Output all entries verbatim. Skip pictures.

EXERCISE INPUT:

:::

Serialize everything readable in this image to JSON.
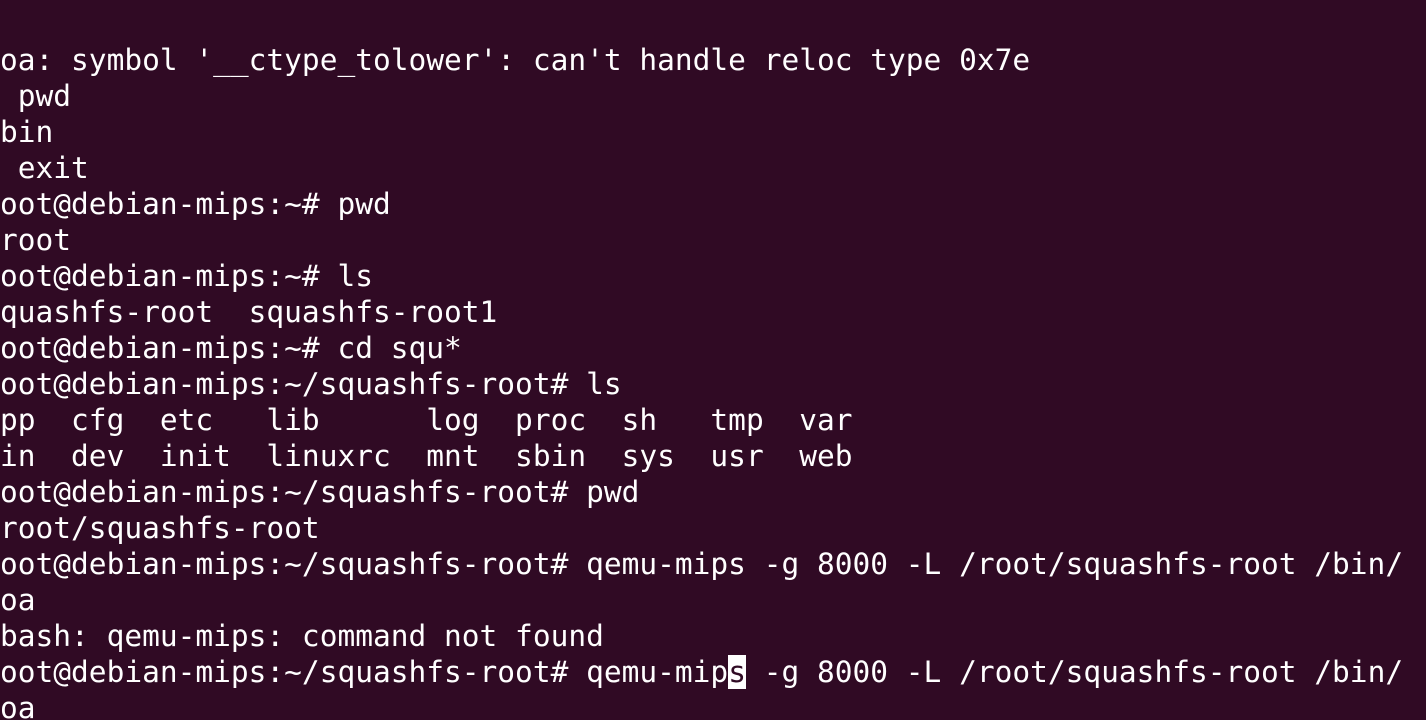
{
  "terminal": {
    "colors": {
      "background": "#300a24",
      "foreground": "#ffffff"
    },
    "lines": [
      "oa: symbol '__ctype_tolower': can't handle reloc type 0x7e",
      " pwd",
      "bin",
      " exit",
      "oot@debian-mips:~# pwd",
      "root",
      "oot@debian-mips:~# ls",
      "quashfs-root  squashfs-root1",
      "oot@debian-mips:~# cd squ*",
      "oot@debian-mips:~/squashfs-root# ls",
      "pp  cfg  etc   lib      log  proc  sh   tmp  var",
      "in  dev  init  linuxrc  mnt  sbin  sys  usr  web",
      "oot@debian-mips:~/squashfs-root# pwd",
      "root/squashfs-root",
      "oot@debian-mips:~/squashfs-root# qemu-mips -g 8000 -L /root/squashfs-root /bin/",
      "oa",
      "bash: qemu-mips: command not found"
    ],
    "current_line": {
      "before_cursor": "oot@debian-mips:~/squashfs-root# qemu-mip",
      "cursor_char": "s",
      "after_cursor": " -g 8000 -L /root/squashfs-root /bin/"
    },
    "last_line": "oa"
  }
}
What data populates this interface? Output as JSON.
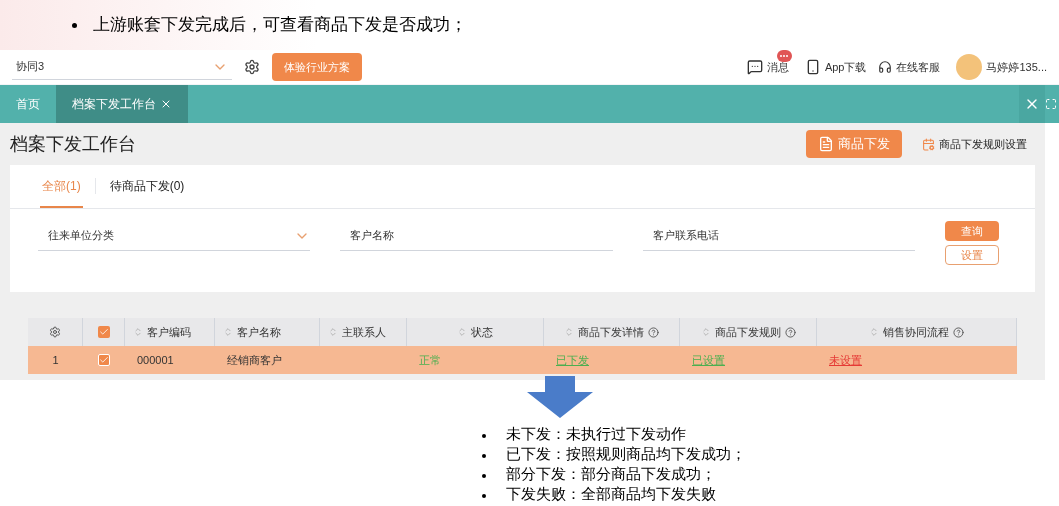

:::

EXERCISE RESPONSE:
Serialize everything readable in this image to JSON.
{
  "terminal": {
    "colors": {
      "background": "#300a24",
      "foreground": "#ffffff"
    },
    "lines": [
      "oa: symbol '__ctype_tolower': can't handle reloc type 0x7e",
      " pwd",
      "bin",
      " exit",
      "oot@debian-mips:~# pwd",
      "root",
      "oot@debian-mips:~# ls",
      "quashfs-root  squashfs-root1",
      "oot@debian-mips:~# cd squ*",
      "oot@debian-mips:~/squashfs-root# ls",
      "pp  cfg  etc   lib      log  proc  sh   tmp  var",
      "in  dev  init  linuxrc  mnt  sbin  sys  usr  web",
      "oot@debian-mips:~/squashfs-root# pwd",
      "root/squashfs-root",
      "oot@debian-mips:~/squashfs-root# qemu-mips -g 8000 -L /root/squashfs-root /bin/",
      "oa",
      "bash: qemu-mips: command not found"
    ],
    "current_line": {
      "before_cursor": "oot@debian-mips:~/squashfs-root# qemu-mip",
      "cursor_char": "s",
      "after_cursor": " -g 8000 -L /root/squashfs-root /bin/"
    },
    "last_line": "oa"
  }
}
What data populates this interface? Output as JSON.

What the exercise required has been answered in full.